▶ **EXERCISE INSTRUCTIONS**
Read the lines of the data below and retrieve those with "partes".

START RECORDED INFORMATION

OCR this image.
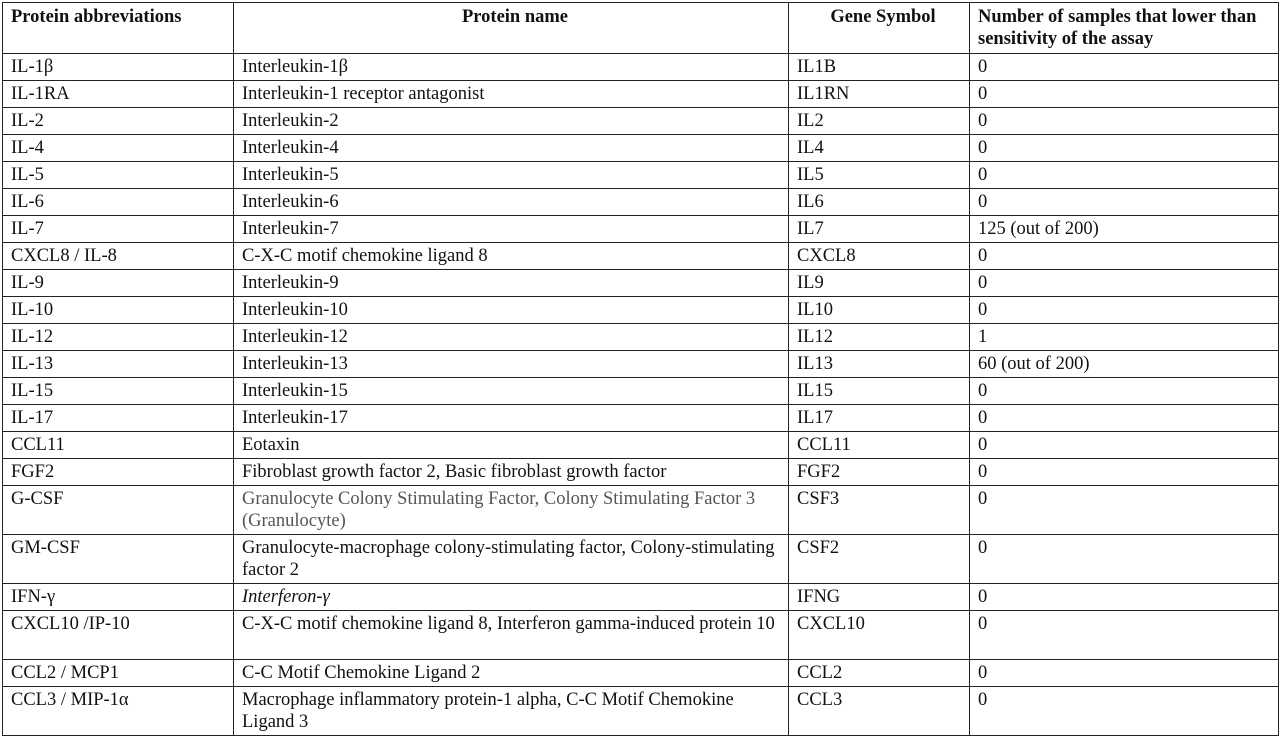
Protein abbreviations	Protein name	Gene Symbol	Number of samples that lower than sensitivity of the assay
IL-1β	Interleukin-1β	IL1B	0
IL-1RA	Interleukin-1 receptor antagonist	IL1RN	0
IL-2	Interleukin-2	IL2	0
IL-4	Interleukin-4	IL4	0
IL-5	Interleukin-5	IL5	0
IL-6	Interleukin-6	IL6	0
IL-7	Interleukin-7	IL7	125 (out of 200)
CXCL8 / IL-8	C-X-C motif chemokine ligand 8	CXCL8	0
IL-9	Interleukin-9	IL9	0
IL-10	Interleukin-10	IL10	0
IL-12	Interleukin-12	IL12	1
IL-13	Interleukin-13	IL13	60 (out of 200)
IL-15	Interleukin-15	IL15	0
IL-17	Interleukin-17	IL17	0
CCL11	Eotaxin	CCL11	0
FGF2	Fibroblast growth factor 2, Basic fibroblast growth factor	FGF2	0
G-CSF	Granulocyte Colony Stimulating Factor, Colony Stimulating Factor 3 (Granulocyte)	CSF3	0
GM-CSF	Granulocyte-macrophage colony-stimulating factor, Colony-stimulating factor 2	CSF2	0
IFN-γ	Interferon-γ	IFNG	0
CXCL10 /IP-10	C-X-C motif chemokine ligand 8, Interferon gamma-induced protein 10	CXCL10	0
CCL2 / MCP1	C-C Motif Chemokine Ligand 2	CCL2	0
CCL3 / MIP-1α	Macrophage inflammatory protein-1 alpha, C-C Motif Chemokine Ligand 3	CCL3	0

END RECORDED INFORMATION
START RECORDED INFORMATION

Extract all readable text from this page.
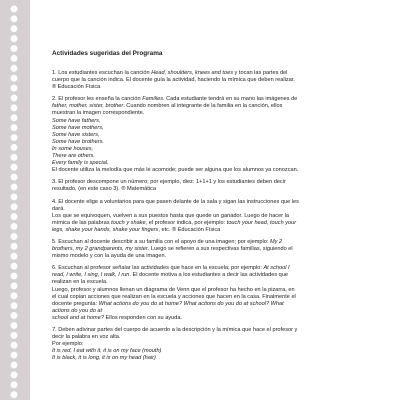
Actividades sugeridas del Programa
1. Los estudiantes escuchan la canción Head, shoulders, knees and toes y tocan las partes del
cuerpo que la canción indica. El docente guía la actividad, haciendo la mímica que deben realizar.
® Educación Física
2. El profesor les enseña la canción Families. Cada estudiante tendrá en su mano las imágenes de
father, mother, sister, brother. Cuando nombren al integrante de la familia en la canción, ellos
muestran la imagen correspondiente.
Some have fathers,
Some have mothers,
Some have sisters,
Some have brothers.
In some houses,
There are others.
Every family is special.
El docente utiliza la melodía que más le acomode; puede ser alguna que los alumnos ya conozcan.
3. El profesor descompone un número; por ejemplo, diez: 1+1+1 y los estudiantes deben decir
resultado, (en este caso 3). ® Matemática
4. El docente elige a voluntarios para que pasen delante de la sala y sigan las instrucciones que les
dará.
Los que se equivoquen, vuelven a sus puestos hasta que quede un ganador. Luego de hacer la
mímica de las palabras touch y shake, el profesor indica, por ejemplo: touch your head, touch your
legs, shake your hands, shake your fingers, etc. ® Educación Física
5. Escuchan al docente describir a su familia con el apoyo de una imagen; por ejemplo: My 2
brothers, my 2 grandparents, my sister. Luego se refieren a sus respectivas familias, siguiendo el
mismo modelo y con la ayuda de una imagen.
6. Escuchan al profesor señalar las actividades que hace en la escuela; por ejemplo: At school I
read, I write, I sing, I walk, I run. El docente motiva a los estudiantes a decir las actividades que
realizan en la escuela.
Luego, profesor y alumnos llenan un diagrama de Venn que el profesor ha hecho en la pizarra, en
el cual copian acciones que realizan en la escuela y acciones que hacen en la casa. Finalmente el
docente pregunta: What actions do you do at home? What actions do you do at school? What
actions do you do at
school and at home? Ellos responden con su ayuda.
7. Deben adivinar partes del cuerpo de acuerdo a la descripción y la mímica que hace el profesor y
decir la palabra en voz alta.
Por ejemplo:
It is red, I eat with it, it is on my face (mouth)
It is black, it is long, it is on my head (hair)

END RECORDED INFORMATION
START RECORDED INFORMATION

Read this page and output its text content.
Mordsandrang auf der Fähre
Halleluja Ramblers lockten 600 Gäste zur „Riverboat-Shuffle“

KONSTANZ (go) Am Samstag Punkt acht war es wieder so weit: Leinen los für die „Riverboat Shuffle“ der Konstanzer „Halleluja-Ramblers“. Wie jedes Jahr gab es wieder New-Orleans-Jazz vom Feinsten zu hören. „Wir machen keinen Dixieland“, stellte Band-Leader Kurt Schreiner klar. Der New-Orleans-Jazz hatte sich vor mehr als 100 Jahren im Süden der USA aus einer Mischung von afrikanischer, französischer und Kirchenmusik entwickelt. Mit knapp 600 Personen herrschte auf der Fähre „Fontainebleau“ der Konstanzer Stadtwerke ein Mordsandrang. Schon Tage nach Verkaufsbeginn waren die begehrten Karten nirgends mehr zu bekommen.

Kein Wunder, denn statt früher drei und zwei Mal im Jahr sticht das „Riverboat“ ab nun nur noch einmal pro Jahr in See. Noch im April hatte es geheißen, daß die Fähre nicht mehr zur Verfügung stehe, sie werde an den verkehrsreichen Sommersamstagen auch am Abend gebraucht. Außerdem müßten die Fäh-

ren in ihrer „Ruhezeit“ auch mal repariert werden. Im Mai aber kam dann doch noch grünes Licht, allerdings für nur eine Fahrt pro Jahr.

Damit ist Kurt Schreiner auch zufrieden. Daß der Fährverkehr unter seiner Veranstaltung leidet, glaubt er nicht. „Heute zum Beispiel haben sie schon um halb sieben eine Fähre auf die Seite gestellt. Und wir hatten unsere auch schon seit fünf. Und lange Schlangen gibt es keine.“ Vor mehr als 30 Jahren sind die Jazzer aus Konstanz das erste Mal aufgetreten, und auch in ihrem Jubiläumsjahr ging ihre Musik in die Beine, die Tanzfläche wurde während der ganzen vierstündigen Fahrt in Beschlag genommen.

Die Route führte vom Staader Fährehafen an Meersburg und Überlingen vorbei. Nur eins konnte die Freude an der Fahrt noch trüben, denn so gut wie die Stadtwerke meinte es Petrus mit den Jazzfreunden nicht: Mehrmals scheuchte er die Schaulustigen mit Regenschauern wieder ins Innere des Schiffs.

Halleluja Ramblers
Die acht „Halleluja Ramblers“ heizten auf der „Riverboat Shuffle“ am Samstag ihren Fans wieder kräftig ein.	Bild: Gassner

END RECORDED INFORMATION

▶ **WRITTEN REPLY**
1. Los estudiantes escuchan la canción Head, shoulders, knees and toes y tocan las partes del
7. Deben adivinar partes del cuerpo de acuerdo a la descripción y la mímica que hace el profesor y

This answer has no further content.